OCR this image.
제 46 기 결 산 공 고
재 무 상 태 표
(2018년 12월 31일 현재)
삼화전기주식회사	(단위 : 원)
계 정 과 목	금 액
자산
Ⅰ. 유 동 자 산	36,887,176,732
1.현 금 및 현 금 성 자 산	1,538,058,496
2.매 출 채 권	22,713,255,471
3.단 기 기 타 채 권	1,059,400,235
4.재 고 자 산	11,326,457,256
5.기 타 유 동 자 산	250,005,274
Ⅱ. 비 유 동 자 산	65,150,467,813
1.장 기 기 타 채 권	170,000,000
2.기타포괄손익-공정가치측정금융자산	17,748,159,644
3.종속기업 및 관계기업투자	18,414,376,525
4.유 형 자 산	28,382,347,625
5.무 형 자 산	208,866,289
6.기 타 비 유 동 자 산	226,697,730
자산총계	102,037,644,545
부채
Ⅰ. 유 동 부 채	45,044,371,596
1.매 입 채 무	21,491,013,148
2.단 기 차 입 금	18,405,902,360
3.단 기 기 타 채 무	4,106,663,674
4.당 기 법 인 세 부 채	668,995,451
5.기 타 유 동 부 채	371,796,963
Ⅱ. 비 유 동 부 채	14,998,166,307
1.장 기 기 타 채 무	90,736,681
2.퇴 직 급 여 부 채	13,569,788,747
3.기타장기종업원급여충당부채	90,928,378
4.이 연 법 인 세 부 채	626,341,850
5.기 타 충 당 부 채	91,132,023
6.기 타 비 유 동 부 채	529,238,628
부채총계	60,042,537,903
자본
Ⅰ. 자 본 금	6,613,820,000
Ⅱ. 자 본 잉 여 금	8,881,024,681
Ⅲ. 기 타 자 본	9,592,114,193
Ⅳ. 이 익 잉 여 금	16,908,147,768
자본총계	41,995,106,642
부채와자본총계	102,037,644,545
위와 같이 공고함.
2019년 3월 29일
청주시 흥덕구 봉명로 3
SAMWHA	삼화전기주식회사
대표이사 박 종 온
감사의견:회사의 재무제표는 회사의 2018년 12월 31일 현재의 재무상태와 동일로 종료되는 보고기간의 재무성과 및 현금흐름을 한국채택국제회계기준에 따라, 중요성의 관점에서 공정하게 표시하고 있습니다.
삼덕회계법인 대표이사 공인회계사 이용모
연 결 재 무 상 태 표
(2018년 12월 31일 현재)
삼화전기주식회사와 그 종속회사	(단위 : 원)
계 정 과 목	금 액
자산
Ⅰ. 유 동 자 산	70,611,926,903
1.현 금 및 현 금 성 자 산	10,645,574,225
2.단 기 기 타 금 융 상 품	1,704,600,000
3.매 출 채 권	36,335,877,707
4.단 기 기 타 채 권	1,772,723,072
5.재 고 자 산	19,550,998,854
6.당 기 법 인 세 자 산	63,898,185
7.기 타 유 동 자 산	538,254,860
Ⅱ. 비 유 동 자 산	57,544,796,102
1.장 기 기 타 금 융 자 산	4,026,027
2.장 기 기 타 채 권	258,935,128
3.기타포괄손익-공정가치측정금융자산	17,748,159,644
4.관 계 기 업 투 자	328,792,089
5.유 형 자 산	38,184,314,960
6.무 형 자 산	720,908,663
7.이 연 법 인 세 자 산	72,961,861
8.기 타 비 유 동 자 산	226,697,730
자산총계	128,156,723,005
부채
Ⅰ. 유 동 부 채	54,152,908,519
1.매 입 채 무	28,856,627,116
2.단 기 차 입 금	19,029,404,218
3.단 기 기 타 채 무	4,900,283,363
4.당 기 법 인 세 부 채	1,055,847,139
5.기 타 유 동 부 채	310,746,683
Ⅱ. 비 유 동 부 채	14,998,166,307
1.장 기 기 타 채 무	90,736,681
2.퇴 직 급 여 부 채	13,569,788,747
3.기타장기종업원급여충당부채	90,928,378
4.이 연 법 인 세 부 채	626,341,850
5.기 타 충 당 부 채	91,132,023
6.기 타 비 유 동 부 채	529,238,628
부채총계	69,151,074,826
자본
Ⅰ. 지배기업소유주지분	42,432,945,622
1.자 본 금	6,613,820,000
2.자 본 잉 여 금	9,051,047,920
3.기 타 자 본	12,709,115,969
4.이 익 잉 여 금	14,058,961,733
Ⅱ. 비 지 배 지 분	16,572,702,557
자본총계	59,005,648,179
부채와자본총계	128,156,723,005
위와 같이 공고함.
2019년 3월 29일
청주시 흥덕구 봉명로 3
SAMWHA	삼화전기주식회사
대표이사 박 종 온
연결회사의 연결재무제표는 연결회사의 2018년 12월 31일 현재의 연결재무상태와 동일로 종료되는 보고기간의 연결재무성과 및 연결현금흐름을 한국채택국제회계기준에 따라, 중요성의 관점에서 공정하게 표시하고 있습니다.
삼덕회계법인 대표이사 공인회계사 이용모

#### DIRECTION:
Look through the material and copy each line that has "표시하고".

#### WRITTEN RESPONSE:
감사의견:회사의 재무제표는 회사의 2018년 12월 31일 현재의 재무상태와 동일로 종료되는 보고기간의 재무성과 및 현금흐름을 한국채택국제회계기준에 따라, 중요성의 관점에서 공정하게 표시하고 있습니다.
연결회사의 연결재무제표는 연결회사의 2018년 12월 31일 현재의 연결재무상태와 동일로 종료되는 보고기간의 연결재무성과 및 연결현금흐름을 한국채택국제회계기준에 따라, 중요성의 관점에서 공정하게 표시하고 있습니다.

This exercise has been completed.